• [Objective]: Convert the data below into a Markdown table with the columns Row and Line, giving each non-blank line its own numbered row.
'''
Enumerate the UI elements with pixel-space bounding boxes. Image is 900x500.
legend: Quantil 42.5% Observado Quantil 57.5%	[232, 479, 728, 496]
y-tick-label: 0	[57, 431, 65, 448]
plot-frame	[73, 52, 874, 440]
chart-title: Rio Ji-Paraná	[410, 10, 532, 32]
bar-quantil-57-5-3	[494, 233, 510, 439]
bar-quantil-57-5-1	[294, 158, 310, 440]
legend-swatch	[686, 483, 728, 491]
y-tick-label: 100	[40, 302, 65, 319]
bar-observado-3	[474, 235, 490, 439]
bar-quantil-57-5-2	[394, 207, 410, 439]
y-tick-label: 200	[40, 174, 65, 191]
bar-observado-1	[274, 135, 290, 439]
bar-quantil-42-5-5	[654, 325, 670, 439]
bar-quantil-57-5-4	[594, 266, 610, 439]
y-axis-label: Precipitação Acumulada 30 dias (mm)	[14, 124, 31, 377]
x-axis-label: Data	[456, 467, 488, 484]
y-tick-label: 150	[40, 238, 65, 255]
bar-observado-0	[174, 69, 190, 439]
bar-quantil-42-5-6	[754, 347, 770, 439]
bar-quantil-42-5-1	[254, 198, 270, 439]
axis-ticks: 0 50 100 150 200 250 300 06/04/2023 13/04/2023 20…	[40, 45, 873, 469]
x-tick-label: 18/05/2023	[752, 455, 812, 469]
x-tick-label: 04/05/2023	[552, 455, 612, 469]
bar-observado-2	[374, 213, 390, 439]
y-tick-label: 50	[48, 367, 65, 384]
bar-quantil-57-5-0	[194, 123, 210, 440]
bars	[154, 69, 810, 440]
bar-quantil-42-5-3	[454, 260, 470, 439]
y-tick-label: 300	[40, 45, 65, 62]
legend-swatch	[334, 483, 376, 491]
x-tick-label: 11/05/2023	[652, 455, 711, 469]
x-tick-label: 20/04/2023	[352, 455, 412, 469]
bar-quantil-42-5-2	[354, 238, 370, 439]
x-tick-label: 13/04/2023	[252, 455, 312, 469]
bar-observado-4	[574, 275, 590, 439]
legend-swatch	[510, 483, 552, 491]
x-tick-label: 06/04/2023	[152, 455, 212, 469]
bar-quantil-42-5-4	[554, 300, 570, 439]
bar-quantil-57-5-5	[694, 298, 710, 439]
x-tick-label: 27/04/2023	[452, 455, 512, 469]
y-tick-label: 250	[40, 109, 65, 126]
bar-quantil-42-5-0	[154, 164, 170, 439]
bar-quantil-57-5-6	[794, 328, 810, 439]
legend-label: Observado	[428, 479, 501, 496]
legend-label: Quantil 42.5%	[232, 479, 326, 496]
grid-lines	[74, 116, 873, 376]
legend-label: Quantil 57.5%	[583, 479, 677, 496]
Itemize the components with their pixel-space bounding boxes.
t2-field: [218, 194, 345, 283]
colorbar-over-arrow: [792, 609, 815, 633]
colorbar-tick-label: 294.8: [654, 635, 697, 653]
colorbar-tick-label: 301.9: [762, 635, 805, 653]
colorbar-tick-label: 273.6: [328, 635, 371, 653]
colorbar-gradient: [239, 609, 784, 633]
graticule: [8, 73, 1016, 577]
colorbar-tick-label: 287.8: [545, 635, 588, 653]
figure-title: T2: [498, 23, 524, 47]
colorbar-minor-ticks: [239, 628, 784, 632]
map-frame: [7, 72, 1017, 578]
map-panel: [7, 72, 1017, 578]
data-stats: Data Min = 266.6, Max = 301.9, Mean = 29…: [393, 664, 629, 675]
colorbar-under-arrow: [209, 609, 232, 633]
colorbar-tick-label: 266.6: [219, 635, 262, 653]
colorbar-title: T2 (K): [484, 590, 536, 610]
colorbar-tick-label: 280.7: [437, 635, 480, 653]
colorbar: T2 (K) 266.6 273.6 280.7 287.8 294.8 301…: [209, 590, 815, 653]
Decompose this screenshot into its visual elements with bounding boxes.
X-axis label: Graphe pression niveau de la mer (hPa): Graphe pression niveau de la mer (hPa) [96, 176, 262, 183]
'''
• [Reply to the task]:
| Row | Line |
|---|---|
| 1 | Enumerate the UI elements with pixel-space bounding boxes. Image is 900x500. |
| 2 | legend: Quantil 42.5% Observado Quantil 57.5%	[232, 479, 728, 496] |
| 3 | y-tick-label: 0	[57, 431, 65, 448] |
| 4 | plot-frame	[73, 52, 874, 440] |
| 5 | chart-title: Rio Ji-Paraná	[410, 10, 532, 32] |
| 6 | bar-quantil-57-5-3	[494, 233, 510, 439] |
| 7 | bar-quantil-57-5-1	[294, 158, 310, 440] |
| 8 | legend-swatch	[686, 483, 728, 491] |
| 9 | y-tick-label: 100	[40, 302, 65, 319] |
| 10 | bar-observado-3	[474, 235, 490, 439] |
| 11 | bar-quantil-57-5-2	[394, 207, 410, 439] |
| 12 | y-tick-label: 200	[40, 174, 65, 191] |
| 13 | bar-observado-1	[274, 135, 290, 439] |
| 14 | bar-quantil-42-5-5	[654, 325, 670, 439] |
| 15 | bar-quantil-57-5-4	[594, 266, 610, 439] |
| 16 | y-axis-label: Precipitação Acumulada 30 dias (mm)	[14, 124, 31, 377] |
| 17 | x-axis-label: Data	[456, 467, 488, 484] |
| 18 | y-tick-label: 150	[40, 238, 65, 255] |
| 19 | bar-observado-0	[174, 69, 190, 439] |
| 20 | bar-quantil-42-5-6	[754, 347, 770, 439] |
| 21 | bar-quantil-42-5-1	[254, 198, 270, 439] |
| 22 | axis-ticks: 0 50 100 150 200 250 300 06/04/2023 13/04/2023 20…	[40, 45, 873, 469] |
| 23 | x-tick-label: 18/05/2023	[752, 455, 812, 469] |
| 24 | x-tick-label: 04/05/2023	[552, 455, 612, 469] |
| 25 | bar-observado-2	[374, 213, 390, 439] |
| 26 | y-tick-label: 50	[48, 367, 65, 384] |
| 27 | bar-quantil-57-5-0	[194, 123, 210, 440] |
| 28 | bars	[154, 69, 810, 440] |
| 29 | bar-quantil-42-5-3	[454, 260, 470, 439] |
| 30 | y-tick-label: 300	[40, 45, 65, 62] |
| 31 | legend-swatch	[334, 483, 376, 491] |
| 32 | x-tick-label: 11/05/2023	[652, 455, 711, 469] |
| 33 | x-tick-label: 20/04/2023	[352, 455, 412, 469] |
| 34 | bar-quantil-42-5-2	[354, 238, 370, 439] |
| 35 | x-tick-label: 13/04/2023	[252, 455, 312, 469] |
| 36 | bar-observado-4	[574, 275, 590, 439] |
| 37 | legend-swatch	[510, 483, 552, 491] |
| 38 | x-tick-label: 06/04/2023	[152, 455, 212, 469] |
| 39 | bar-quantil-42-5-4	[554, 300, 570, 439] |
| 40 | bar-quantil-57-5-5	[694, 298, 710, 439] |
| 41 | x-tick-label: 27/04/2023	[452, 455, 512, 469] |
| 42 | y-tick-label: 250	[40, 109, 65, 126] |
| 43 | bar-quantil-42-5-0	[154, 164, 170, 439] |
| 44 | bar-quantil-57-5-6	[794, 328, 810, 439] |
| 45 | legend-label: Observado	[428, 479, 501, 496] |
| 46 | legend-label: Quantil 42.5%	[232, 479, 326, 496] |
| 47 | grid-lines	[74, 116, 873, 376] |
| 48 | legend-label: Quantil 57.5%	[583, 479, 677, 496] |
| 49 | Itemize the components with their pixel-space bounding boxes. |
| 50 | t2-field: [218, 194, 345, 283] |
| 51 | colorbar-over-arrow: [792, 609, 815, 633] |
| 52 | colorbar-tick-label: 294.8: [654, 635, 697, 653] |
| 53 | colorbar-tick-label: 301.9: [762, 635, 805, 653] |
| 54 | colorbar-tick-label: 273.6: [328, 635, 371, 653] |
| 55 | colorbar-gradient: [239, 609, 784, 633] |
| 56 | graticule: [8, 73, 1016, 577] |
| 57 | colorbar-tick-label: 287.8: [545, 635, 588, 653] |
| 58 | figure-title: T2: [498, 23, 524, 47] |
| 59 | colorbar-minor-ticks: [239, 628, 784, 632] |
| 60 | map-frame: [7, 72, 1017, 578] |
| 61 | map-panel: [7, 72, 1017, 578] |
| 62 | data-stats: Data Min = 266.6, Max = 301.9, Mean = 29…: [393, 664, 629, 675] |
| 63 | colorbar-under-arrow: [209, 609, 232, 633] |
| 64 | colorbar-tick-label: 266.6: [219, 635, 262, 653] |
| 65 | colorbar-title: T2 (K): [484, 590, 536, 610] |
| 66 | colorbar-tick-label: 280.7: [437, 635, 480, 653] |
| 67 | colorbar: T2 (K) 266.6 273.6 280.7 287.8 294.8 301…: [209, 590, 815, 653] |
| 68 | Decompose this screenshot into its visual elements with bounding boxes. |
| 69 | X-axis label: Graphe pression niveau de la mer (hPa): Graphe pression niveau de la mer (hPa) [96, 176, 262, 183] |